■ Exercise aim ■
Print every line of the records below without changing a single character.

■ Exercise input ■
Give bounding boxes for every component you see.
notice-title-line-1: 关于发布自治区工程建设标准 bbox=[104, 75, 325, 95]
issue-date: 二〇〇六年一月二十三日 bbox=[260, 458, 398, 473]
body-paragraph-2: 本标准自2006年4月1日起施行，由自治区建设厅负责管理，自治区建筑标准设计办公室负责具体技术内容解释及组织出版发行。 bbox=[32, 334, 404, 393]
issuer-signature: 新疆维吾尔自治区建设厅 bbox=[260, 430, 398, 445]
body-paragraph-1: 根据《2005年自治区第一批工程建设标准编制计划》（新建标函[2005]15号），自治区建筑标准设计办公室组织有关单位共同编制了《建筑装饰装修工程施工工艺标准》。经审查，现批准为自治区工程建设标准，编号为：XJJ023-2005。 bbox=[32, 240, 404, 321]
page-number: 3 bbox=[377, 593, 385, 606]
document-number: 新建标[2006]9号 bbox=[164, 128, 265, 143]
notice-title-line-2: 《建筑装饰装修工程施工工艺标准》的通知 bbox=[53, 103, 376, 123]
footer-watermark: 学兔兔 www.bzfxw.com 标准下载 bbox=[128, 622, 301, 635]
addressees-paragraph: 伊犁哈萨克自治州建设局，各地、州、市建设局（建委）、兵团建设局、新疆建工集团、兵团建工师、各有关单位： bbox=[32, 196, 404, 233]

■ Completed task ■
Give bounding boxes for every component you see.
notice-title-line-1: 关于发布自治区工程建设标准 bbox=[104, 75, 325, 95]
issue-date: 二〇〇六年一月二十三日 bbox=[260, 458, 398, 473]
body-paragraph-2: 本标准自2006年4月1日起施行，由自治区建设厅负责管理，自治区建筑标准设计办公室负责具体技术内容解释及组织出版发行。 bbox=[32, 334, 404, 393]
issuer-signature: 新疆维吾尔自治区建设厅 bbox=[260, 430, 398, 445]
body-paragraph-1: 根据《2005年自治区第一批工程建设标准编制计划》（新建标函[2005]15号），自治区建筑标准设计办公室组织有关单位共同编制了《建筑装饰装修工程施工工艺标准》。经审查，现批准为自治区工程建设标准，编号为：XJJ023-2005。 bbox=[32, 240, 404, 321]
page-number: 3 bbox=[377, 593, 385, 606]
document-number: 新建标[2006]9号 bbox=[164, 128, 265, 143]
notice-title-line-2: 《建筑装饰装修工程施工工艺标准》的通知 bbox=[53, 103, 376, 123]
footer-watermark: 学兔兔 www.bzfxw.com 标准下载 bbox=[128, 622, 301, 635]
addressees-paragraph: 伊犁哈萨克自治州建设局，各地、州、市建设局（建委）、兵团建设局、新疆建工集团、兵团建工师、各有关单位： bbox=[32, 196, 404, 233]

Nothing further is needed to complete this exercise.